§ Your task: Transcribe the material in full, exactly as written.

§ Information supplied:

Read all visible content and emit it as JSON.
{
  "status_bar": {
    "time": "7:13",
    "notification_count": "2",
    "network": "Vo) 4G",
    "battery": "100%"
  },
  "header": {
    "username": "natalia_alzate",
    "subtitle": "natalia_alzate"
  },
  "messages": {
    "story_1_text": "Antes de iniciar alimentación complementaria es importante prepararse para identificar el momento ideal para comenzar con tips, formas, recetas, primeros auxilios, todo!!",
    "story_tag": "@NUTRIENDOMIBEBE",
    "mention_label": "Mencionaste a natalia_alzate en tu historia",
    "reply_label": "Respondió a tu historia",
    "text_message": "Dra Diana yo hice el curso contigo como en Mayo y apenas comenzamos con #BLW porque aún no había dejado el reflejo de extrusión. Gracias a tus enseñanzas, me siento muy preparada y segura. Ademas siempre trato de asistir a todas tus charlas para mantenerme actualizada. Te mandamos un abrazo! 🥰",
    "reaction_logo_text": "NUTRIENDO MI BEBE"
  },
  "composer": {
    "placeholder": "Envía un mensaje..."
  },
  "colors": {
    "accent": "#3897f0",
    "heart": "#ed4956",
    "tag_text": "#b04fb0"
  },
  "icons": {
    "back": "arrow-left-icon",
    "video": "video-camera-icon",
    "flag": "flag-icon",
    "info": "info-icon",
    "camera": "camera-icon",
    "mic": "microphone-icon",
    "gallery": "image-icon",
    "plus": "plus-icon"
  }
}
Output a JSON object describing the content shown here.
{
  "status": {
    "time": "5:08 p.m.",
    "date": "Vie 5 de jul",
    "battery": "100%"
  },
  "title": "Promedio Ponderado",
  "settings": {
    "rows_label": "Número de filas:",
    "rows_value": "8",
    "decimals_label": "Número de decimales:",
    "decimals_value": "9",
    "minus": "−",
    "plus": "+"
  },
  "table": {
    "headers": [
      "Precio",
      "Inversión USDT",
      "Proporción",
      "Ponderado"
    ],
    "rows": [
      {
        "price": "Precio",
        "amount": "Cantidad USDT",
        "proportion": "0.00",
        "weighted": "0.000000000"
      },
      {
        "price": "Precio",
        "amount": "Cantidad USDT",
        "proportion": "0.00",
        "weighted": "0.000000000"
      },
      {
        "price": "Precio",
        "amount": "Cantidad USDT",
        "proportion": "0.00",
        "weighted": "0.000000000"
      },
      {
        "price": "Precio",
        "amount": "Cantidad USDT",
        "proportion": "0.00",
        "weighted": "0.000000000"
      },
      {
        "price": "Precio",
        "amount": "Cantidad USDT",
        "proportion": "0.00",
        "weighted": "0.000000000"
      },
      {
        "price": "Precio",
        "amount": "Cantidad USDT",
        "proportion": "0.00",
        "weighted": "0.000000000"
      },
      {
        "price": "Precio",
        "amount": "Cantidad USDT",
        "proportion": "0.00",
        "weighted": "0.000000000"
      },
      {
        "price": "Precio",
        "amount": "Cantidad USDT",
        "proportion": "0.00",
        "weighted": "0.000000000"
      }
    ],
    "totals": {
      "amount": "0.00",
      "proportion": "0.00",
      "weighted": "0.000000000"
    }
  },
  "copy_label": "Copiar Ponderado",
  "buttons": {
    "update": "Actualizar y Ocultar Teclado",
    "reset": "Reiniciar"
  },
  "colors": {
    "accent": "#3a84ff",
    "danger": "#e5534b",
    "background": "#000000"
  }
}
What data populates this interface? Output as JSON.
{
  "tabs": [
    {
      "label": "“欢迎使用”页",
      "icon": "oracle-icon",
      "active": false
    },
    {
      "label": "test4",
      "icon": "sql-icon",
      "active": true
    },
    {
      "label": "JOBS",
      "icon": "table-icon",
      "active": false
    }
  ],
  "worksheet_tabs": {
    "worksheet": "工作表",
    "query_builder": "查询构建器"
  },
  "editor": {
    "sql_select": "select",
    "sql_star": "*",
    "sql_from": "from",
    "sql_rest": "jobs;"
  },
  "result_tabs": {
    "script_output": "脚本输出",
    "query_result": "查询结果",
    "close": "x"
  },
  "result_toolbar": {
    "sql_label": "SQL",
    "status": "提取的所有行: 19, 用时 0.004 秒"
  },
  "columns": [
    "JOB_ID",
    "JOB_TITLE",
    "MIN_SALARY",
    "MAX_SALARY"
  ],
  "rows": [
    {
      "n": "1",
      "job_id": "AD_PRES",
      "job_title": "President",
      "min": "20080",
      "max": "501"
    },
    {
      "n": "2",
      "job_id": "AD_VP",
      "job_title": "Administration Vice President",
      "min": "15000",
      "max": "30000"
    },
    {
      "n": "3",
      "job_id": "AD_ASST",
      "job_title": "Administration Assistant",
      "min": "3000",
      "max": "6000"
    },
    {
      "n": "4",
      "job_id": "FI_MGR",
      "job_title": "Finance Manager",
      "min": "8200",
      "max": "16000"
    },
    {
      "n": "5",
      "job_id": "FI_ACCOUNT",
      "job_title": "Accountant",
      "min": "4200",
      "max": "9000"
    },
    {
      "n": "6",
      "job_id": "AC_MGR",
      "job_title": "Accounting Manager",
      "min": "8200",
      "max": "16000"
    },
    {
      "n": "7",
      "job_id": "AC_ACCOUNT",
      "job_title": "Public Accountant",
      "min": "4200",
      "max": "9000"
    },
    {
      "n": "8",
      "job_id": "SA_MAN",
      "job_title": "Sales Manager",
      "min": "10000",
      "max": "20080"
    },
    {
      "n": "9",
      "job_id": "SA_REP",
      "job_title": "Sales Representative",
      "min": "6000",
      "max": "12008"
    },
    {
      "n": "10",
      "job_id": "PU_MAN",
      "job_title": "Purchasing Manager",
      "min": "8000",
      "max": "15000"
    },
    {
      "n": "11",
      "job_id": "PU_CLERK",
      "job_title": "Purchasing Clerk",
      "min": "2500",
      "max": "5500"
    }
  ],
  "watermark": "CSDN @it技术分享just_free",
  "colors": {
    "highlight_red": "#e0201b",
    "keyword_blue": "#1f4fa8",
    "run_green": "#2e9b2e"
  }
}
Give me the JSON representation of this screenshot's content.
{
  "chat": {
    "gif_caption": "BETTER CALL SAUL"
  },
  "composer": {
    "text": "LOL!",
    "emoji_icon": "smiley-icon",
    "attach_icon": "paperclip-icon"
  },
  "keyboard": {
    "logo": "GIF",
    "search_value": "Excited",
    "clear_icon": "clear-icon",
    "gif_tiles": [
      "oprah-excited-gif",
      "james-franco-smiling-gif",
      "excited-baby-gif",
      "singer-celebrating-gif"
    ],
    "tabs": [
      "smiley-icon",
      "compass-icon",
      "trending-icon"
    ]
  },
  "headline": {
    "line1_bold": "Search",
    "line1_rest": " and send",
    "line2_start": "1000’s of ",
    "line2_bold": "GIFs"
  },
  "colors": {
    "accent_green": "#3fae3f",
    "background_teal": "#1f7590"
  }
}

§ Solved exercise:
Read all visible content and emit it as JSON.
{
  "status_bar": {
    "time": "7:13",
    "notification_count": "2",
    "network": "Vo) 4G",
    "battery": "100%"
  },
  "header": {
    "username": "natalia_alzate",
    "subtitle": "natalia_alzate"
  },
  "messages": {
    "story_1_text": "Antes de iniciar alimentación complementaria es importante prepararse para identificar el momento ideal para comenzar con tips, formas, recetas, primeros auxilios, todo!!",
    "story_tag": "@NUTRIENDOMIBEBE",
    "mention_label": "Mencionaste a natalia_alzate en tu historia",
    "reply_label": "Respondió a tu historia",
    "text_message": "Dra Diana yo hice el curso contigo como en Mayo y apenas comenzamos con #BLW porque aún no había dejado el reflejo de extrusión. Gracias a tus enseñanzas, me siento muy preparada y segura. Ademas siempre trato de asistir a todas tus charlas para mantenerme actualizada. Te mandamos un abrazo! 🥰",
    "reaction_logo_text": "NUTRIENDO MI BEBE"
  },
  "composer": {
    "placeholder": "Envía un mensaje..."
  },
  "colors": {
    "accent": "#3897f0",
    "heart": "#ed4956",
    "tag_text": "#b04fb0"
  },
  "icons": {
    "back": "arrow-left-icon",
    "video": "video-camera-icon",
    "flag": "flag-icon",
    "info": "info-icon",
    "camera": "camera-icon",
    "mic": "microphone-icon",
    "gallery": "image-icon",
    "plus": "plus-icon"
  }
}
Output a JSON object describing the content shown here.
{
  "status": {
    "time": "5:08 p.m.",
    "date": "Vie 5 de jul",
    "battery": "100%"
  },
  "title": "Promedio Ponderado",
  "settings": {
    "rows_label": "Número de filas:",
    "rows_value": "8",
    "decimals_label": "Número de decimales:",
    "decimals_value": "9",
    "minus": "−",
    "plus": "+"
  },
  "table": {
    "headers": [
      "Precio",
      "Inversión USDT",
      "Proporción",
      "Ponderado"
    ],
    "rows": [
      {
        "price": "Precio",
        "amount": "Cantidad USDT",
        "proportion": "0.00",
        "weighted": "0.000000000"
      },
      {
        "price": "Precio",
        "amount": "Cantidad USDT",
        "proportion": "0.00",
        "weighted": "0.000000000"
      },
      {
        "price": "Precio",
        "amount": "Cantidad USDT",
        "proportion": "0.00",
        "weighted": "0.000000000"
      },
      {
        "price": "Precio",
        "amount": "Cantidad USDT",
        "proportion": "0.00",
        "weighted": "0.000000000"
      },
      {
        "price": "Precio",
        "amount": "Cantidad USDT",
        "proportion": "0.00",
        "weighted": "0.000000000"
      },
      {
        "price": "Precio",
        "amount": "Cantidad USDT",
        "proportion": "0.00",
        "weighted": "0.000000000"
      },
      {
        "price": "Precio",
        "amount": "Cantidad USDT",
        "proportion": "0.00",
        "weighted": "0.000000000"
      },
      {
        "price": "Precio",
        "amount": "Cantidad USDT",
        "proportion": "0.00",
        "weighted": "0.000000000"
      }
    ],
    "totals": {
      "amount": "0.00",
      "proportion": "0.00",
      "weighted": "0.000000000"
    }
  },
  "copy_label": "Copiar Ponderado",
  "buttons": {
    "update": "Actualizar y Ocultar Teclado",
    "reset": "Reiniciar"
  },
  "colors": {
    "accent": "#3a84ff",
    "danger": "#e5534b",
    "background": "#000000"
  }
}
What data populates this interface? Output as JSON.
{
  "tabs": [
    {
      "label": "“欢迎使用”页",
      "icon": "oracle-icon",
      "active": false
    },
    {
      "label": "test4",
      "icon": "sql-icon",
      "active": true
    },
    {
      "label": "JOBS",
      "icon": "table-icon",
      "active": false
    }
  ],
  "worksheet_tabs": {
    "worksheet": "工作表",
    "query_builder": "查询构建器"
  },
  "editor": {
    "sql_select": "select",
    "sql_star": "*",
    "sql_from": "from",
    "sql_rest": "jobs;"
  },
  "result_tabs": {
    "script_output": "脚本输出",
    "query_result": "查询结果",
    "close": "x"
  },
  "result_toolbar": {
    "sql_label": "SQL",
    "status": "提取的所有行: 19, 用时 0.004 秒"
  },
  "columns": [
    "JOB_ID",
    "JOB_TITLE",
    "MIN_SALARY",
    "MAX_SALARY"
  ],
  "rows": [
    {
      "n": "1",
      "job_id": "AD_PRES",
      "job_title": "President",
      "min": "20080",
      "max": "501"
    },
    {
      "n": "2",
      "job_id": "AD_VP",
      "job_title": "Administration Vice President",
      "min": "15000",
      "max": "30000"
    },
    {
      "n": "3",
      "job_id": "AD_ASST",
      "job_title": "Administration Assistant",
      "min": "3000",
      "max": "6000"
    },
    {
      "n": "4",
      "job_id": "FI_MGR",
      "job_title": "Finance Manager",
      "min": "8200",
      "max": "16000"
    },
    {
      "n": "5",
      "job_id": "FI_ACCOUNT",
      "job_title": "Accountant",
      "min": "4200",
      "max": "9000"
    },
    {
      "n": "6",
      "job_id": "AC_MGR",
      "job_title": "Accounting Manager",
      "min": "8200",
      "max": "16000"
    },
    {
      "n": "7",
      "job_id": "AC_ACCOUNT",
      "job_title": "Public Accountant",
      "min": "4200",
      "max": "9000"
    },
    {
      "n": "8",
      "job_id": "SA_MAN",
      "job_title": "Sales Manager",
      "min": "10000",
      "max": "20080"
    },
    {
      "n": "9",
      "job_id": "SA_REP",
      "job_title": "Sales Representative",
      "min": "6000",
      "max": "12008"
    },
    {
      "n": "10",
      "job_id": "PU_MAN",
      "job_title": "Purchasing Manager",
      "min": "8000",
      "max": "15000"
    },
    {
      "n": "11",
      "job_id": "PU_CLERK",
      "job_title": "Purchasing Clerk",
      "min": "2500",
      "max": "5500"
    }
  ],
  "watermark": "CSDN @it技术分享just_free",
  "colors": {
    "highlight_red": "#e0201b",
    "keyword_blue": "#1f4fa8",
    "run_green": "#2e9b2e"
  }
}
Give me the JSON representation of this screenshot's content.
{
  "chat": {
    "gif_caption": "BETTER CALL SAUL"
  },
  "composer": {
    "text": "LOL!",
    "emoji_icon": "smiley-icon",
    "attach_icon": "paperclip-icon"
  },
  "keyboard": {
    "logo": "GIF",
    "search_value": "Excited",
    "clear_icon": "clear-icon",
    "gif_tiles": [
      "oprah-excited-gif",
      "james-franco-smiling-gif",
      "excited-baby-gif",
      "singer-celebrating-gif"
    ],
    "tabs": [
      "smiley-icon",
      "compass-icon",
      "trending-icon"
    ]
  },
  "headline": {
    "line1_bold": "Search",
    "line1_rest": " and send",
    "line2_start": "1000’s of ",
    "line2_bold": "GIFs"
  },
  "colors": {
    "accent_green": "#3fae3f",
    "background_teal": "#1f7590"
  }
}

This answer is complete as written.